• **Exercise details**
Quote the listing below in its entirety.

• **Records to use**
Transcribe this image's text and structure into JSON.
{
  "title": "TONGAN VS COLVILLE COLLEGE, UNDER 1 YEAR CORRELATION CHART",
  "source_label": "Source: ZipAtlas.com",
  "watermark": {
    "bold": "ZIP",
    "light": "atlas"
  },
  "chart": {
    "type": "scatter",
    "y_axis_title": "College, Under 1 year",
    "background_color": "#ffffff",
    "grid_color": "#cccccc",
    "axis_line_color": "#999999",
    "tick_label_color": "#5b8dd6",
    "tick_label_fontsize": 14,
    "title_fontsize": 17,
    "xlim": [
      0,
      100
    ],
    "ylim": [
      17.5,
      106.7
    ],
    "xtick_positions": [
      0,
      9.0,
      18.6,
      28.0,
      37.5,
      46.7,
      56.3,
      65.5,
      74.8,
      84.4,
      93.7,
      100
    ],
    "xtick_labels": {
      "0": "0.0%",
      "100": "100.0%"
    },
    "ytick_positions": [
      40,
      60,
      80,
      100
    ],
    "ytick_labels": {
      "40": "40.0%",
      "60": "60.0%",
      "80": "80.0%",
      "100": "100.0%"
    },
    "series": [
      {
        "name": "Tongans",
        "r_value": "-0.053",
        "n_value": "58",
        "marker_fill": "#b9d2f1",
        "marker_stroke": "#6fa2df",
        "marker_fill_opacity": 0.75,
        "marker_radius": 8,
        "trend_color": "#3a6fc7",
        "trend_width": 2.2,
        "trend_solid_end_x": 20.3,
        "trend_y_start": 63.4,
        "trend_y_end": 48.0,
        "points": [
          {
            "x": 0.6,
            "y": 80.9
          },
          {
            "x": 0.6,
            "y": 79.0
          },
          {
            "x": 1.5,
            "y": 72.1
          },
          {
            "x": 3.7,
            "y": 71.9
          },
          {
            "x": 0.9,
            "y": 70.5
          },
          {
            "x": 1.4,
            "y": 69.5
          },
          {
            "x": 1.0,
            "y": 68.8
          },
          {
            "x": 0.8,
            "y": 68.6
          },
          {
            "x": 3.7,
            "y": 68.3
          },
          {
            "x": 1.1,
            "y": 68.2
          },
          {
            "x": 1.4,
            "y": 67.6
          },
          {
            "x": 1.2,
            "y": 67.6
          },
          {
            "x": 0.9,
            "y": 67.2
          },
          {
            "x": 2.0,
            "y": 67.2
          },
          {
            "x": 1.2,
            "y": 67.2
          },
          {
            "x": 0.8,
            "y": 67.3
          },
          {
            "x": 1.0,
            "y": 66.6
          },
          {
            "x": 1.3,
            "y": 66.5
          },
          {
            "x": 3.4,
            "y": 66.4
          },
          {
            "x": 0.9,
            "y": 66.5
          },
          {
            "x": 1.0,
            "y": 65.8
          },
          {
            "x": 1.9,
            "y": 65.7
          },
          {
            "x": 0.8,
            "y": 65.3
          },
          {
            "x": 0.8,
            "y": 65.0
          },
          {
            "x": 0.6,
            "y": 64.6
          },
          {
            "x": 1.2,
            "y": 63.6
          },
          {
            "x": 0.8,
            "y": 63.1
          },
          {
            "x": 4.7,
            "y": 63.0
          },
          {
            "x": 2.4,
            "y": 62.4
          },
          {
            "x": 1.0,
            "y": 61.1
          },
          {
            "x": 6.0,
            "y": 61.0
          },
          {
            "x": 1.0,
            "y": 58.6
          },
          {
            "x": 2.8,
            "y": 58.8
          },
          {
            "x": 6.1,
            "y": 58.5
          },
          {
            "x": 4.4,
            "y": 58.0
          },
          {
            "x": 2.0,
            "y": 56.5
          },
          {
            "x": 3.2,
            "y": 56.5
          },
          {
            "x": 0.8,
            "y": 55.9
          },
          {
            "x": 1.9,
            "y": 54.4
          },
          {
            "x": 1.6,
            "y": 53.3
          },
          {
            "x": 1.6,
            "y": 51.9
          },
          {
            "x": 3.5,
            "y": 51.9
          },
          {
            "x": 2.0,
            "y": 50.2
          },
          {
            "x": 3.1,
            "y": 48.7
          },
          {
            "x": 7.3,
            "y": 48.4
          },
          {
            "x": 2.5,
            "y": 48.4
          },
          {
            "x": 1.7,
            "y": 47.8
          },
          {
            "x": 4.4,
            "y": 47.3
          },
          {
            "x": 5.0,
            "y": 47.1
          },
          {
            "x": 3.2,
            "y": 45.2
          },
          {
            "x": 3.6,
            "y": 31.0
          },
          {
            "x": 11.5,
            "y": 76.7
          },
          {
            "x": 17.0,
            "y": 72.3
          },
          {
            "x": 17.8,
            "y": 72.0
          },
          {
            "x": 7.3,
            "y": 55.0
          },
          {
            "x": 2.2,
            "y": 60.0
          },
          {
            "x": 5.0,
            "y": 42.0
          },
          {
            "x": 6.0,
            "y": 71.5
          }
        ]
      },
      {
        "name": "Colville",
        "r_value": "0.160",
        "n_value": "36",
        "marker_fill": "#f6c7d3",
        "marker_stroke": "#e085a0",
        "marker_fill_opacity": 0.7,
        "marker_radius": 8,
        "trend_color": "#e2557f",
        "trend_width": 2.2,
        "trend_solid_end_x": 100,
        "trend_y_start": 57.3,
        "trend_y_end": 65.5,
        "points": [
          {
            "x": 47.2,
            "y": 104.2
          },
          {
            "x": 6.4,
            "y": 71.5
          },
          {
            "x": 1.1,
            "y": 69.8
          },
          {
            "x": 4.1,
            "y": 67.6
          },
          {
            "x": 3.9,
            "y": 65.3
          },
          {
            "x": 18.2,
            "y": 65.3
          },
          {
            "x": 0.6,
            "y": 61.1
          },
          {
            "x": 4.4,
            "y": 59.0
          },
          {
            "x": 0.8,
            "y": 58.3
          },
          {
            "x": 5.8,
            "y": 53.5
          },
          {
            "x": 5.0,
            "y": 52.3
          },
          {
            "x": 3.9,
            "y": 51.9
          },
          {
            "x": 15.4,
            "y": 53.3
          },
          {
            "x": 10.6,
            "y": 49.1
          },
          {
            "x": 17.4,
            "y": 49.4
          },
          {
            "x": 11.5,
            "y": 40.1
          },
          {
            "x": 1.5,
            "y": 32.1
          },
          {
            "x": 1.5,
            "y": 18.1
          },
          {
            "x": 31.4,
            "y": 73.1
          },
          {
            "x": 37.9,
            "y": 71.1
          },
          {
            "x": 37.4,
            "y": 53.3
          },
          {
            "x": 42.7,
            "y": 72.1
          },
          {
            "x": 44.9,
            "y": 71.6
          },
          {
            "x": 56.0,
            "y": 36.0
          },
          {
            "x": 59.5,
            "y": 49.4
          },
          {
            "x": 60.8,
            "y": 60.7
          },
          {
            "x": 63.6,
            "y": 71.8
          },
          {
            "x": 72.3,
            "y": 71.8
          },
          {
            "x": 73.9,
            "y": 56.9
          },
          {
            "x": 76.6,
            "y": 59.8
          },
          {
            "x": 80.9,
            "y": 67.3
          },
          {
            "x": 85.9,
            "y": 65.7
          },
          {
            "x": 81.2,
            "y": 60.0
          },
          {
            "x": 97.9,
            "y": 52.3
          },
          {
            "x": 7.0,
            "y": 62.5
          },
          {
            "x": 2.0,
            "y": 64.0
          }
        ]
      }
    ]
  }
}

• **Solved exercise**
Transcribe this image's text and structure into JSON.
{
  "title": "TONGAN VS COLVILLE COLLEGE, UNDER 1 YEAR CORRELATION CHART",
  "source_label": "Source: ZipAtlas.com",
  "watermark": {
    "bold": "ZIP",
    "light": "atlas"
  },
  "chart": {
    "type": "scatter",
    "y_axis_title": "College, Under 1 year",
    "background_color": "#ffffff",
    "grid_color": "#cccccc",
    "axis_line_color": "#999999",
    "tick_label_color": "#5b8dd6",
    "tick_label_fontsize": 14,
    "title_fontsize": 17,
    "xlim": [
      0,
      100
    ],
    "ylim": [
      17.5,
      106.7
    ],
    "xtick_positions": [
      0,
      9.0,
      18.6,
      28.0,
      37.5,
      46.7,
      56.3,
      65.5,
      74.8,
      84.4,
      93.7,
      100
    ],
    "xtick_labels": {
      "0": "0.0%",
      "100": "100.0%"
    },
    "ytick_positions": [
      40,
      60,
      80,
      100
    ],
    "ytick_labels": {
      "40": "40.0%",
      "60": "60.0%",
      "80": "80.0%",
      "100": "100.0%"
    },
    "series": [
      {
        "name": "Tongans",
        "r_value": "-0.053",
        "n_value": "58",
        "marker_fill": "#b9d2f1",
        "marker_stroke": "#6fa2df",
        "marker_fill_opacity": 0.75,
        "marker_radius": 8,
        "trend_color": "#3a6fc7",
        "trend_width": 2.2,
        "trend_solid_end_x": 20.3,
        "trend_y_start": 63.4,
        "trend_y_end": 48.0,
        "points": [
          {
            "x": 0.6,
            "y": 80.9
          },
          {
            "x": 0.6,
            "y": 79.0
          },
          {
            "x": 1.5,
            "y": 72.1
          },
          {
            "x": 3.7,
            "y": 71.9
          },
          {
            "x": 0.9,
            "y": 70.5
          },
          {
            "x": 1.4,
            "y": 69.5
          },
          {
            "x": 1.0,
            "y": 68.8
          },
          {
            "x": 0.8,
            "y": 68.6
          },
          {
            "x": 3.7,
            "y": 68.3
          },
          {
            "x": 1.1,
            "y": 68.2
          },
          {
            "x": 1.4,
            "y": 67.6
          },
          {
            "x": 1.2,
            "y": 67.6
          },
          {
            "x": 0.9,
            "y": 67.2
          },
          {
            "x": 2.0,
            "y": 67.2
          },
          {
            "x": 1.2,
            "y": 67.2
          },
          {
            "x": 0.8,
            "y": 67.3
          },
          {
            "x": 1.0,
            "y": 66.6
          },
          {
            "x": 1.3,
            "y": 66.5
          },
          {
            "x": 3.4,
            "y": 66.4
          },
          {
            "x": 0.9,
            "y": 66.5
          },
          {
            "x": 1.0,
            "y": 65.8
          },
          {
            "x": 1.9,
            "y": 65.7
          },
          {
            "x": 0.8,
            "y": 65.3
          },
          {
            "x": 0.8,
            "y": 65.0
          },
          {
            "x": 0.6,
            "y": 64.6
          },
          {
            "x": 1.2,
            "y": 63.6
          },
          {
            "x": 0.8,
            "y": 63.1
          },
          {
            "x": 4.7,
            "y": 63.0
          },
          {
            "x": 2.4,
            "y": 62.4
          },
          {
            "x": 1.0,
            "y": 61.1
          },
          {
            "x": 6.0,
            "y": 61.0
          },
          {
            "x": 1.0,
            "y": 58.6
          },
          {
            "x": 2.8,
            "y": 58.8
          },
          {
            "x": 6.1,
            "y": 58.5
          },
          {
            "x": 4.4,
            "y": 58.0
          },
          {
            "x": 2.0,
            "y": 56.5
          },
          {
            "x": 3.2,
            "y": 56.5
          },
          {
            "x": 0.8,
            "y": 55.9
          },
          {
            "x": 1.9,
            "y": 54.4
          },
          {
            "x": 1.6,
            "y": 53.3
          },
          {
            "x": 1.6,
            "y": 51.9
          },
          {
            "x": 3.5,
            "y": 51.9
          },
          {
            "x": 2.0,
            "y": 50.2
          },
          {
            "x": 3.1,
            "y": 48.7
          },
          {
            "x": 7.3,
            "y": 48.4
          },
          {
            "x": 2.5,
            "y": 48.4
          },
          {
            "x": 1.7,
            "y": 47.8
          },
          {
            "x": 4.4,
            "y": 47.3
          },
          {
            "x": 5.0,
            "y": 47.1
          },
          {
            "x": 3.2,
            "y": 45.2
          },
          {
            "x": 3.6,
            "y": 31.0
          },
          {
            "x": 11.5,
            "y": 76.7
          },
          {
            "x": 17.0,
            "y": 72.3
          },
          {
            "x": 17.8,
            "y": 72.0
          },
          {
            "x": 7.3,
            "y": 55.0
          },
          {
            "x": 2.2,
            "y": 60.0
          },
          {
            "x": 5.0,
            "y": 42.0
          },
          {
            "x": 6.0,
            "y": 71.5
          }
        ]
      },
      {
        "name": "Colville",
        "r_value": "0.160",
        "n_value": "36",
        "marker_fill": "#f6c7d3",
        "marker_stroke": "#e085a0",
        "marker_fill_opacity": 0.7,
        "marker_radius": 8,
        "trend_color": "#e2557f",
        "trend_width": 2.2,
        "trend_solid_end_x": 100,
        "trend_y_start": 57.3,
        "trend_y_end": 65.5,
        "points": [
          {
            "x": 47.2,
            "y": 104.2
          },
          {
            "x": 6.4,
            "y": 71.5
          },
          {
            "x": 1.1,
            "y": 69.8
          },
          {
            "x": 4.1,
            "y": 67.6
          },
          {
            "x": 3.9,
            "y": 65.3
          },
          {
            "x": 18.2,
            "y": 65.3
          },
          {
            "x": 0.6,
            "y": 61.1
          },
          {
            "x": 4.4,
            "y": 59.0
          },
          {
            "x": 0.8,
            "y": 58.3
          },
          {
            "x": 5.8,
            "y": 53.5
          },
          {
            "x": 5.0,
            "y": 52.3
          },
          {
            "x": 3.9,
            "y": 51.9
          },
          {
            "x": 15.4,
            "y": 53.3
          },
          {
            "x": 10.6,
            "y": 49.1
          },
          {
            "x": 17.4,
            "y": 49.4
          },
          {
            "x": 11.5,
            "y": 40.1
          },
          {
            "x": 1.5,
            "y": 32.1
          },
          {
            "x": 1.5,
            "y": 18.1
          },
          {
            "x": 31.4,
            "y": 73.1
          },
          {
            "x": 37.9,
            "y": 71.1
          },
          {
            "x": 37.4,
            "y": 53.3
          },
          {
            "x": 42.7,
            "y": 72.1
          },
          {
            "x": 44.9,
            "y": 71.6
          },
          {
            "x": 56.0,
            "y": 36.0
          },
          {
            "x": 59.5,
            "y": 49.4
          },
          {
            "x": 60.8,
            "y": 60.7
          },
          {
            "x": 63.6,
            "y": 71.8
          },
          {
            "x": 72.3,
            "y": 71.8
          },
          {
            "x": 73.9,
            "y": 56.9
          },
          {
            "x": 76.6,
            "y": 59.8
          },
          {
            "x": 80.9,
            "y": 67.3
          },
          {
            "x": 85.9,
            "y": 65.7
          },
          {
            "x": 81.2,
            "y": 60.0
          },
          {
            "x": 97.9,
            "y": 52.3
          },
          {
            "x": 7.0,
            "y": 62.5
          },
          {
            "x": 2.0,
            "y": 64.0
          }
        ]
      }
    ]
  }
}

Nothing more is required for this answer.